**WHAT YOU HAVE TO DO:** Search the data below for "也深刻改变了中国"; list each line that holds it.

Items listed in a dataset
-*-*-

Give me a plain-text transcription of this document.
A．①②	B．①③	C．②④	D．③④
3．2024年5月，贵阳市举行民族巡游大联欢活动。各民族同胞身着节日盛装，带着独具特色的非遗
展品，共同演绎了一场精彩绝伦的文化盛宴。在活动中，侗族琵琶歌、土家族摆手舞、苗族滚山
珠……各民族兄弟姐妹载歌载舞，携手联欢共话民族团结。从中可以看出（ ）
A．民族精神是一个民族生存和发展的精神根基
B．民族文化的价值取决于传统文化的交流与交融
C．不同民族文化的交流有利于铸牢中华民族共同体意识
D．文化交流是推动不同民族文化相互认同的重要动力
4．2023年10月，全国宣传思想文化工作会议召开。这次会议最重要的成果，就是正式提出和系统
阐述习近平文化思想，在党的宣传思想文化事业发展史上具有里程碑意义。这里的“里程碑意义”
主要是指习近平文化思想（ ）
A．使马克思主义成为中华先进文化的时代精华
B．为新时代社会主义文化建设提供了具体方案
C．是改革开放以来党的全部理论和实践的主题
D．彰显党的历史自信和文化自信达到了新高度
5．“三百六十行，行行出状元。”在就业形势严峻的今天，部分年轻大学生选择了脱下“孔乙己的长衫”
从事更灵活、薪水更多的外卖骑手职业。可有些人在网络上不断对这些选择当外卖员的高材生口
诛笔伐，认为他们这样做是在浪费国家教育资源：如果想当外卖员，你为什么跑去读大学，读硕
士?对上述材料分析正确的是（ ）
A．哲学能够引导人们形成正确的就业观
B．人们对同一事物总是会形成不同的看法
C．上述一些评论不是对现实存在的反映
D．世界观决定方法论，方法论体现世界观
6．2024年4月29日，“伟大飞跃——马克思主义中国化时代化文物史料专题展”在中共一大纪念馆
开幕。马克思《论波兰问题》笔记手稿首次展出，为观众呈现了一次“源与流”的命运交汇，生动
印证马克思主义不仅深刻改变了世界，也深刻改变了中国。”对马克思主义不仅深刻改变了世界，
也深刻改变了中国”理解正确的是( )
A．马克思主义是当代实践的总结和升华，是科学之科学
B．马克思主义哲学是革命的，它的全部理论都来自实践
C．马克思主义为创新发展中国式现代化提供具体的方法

-*-*-

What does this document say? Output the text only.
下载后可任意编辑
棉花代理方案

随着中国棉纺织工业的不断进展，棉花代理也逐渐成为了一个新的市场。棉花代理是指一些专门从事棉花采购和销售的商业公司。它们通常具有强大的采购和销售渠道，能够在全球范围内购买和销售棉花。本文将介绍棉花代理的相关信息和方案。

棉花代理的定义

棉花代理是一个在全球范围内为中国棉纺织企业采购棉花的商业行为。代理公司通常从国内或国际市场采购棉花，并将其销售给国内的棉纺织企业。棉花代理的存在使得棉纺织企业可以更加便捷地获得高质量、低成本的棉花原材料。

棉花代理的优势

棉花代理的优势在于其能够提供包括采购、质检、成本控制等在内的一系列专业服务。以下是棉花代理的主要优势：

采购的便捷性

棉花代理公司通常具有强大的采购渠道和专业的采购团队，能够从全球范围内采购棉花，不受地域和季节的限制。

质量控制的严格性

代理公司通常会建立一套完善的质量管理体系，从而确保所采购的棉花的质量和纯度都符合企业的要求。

-*-*-

**ANSWER TO THE TASK:**
印证马克思主义不仅深刻改变了世界，也深刻改变了中国。”对马克思主义不仅深刻改变了世界，
也深刻改变了中国”理解正确的是( )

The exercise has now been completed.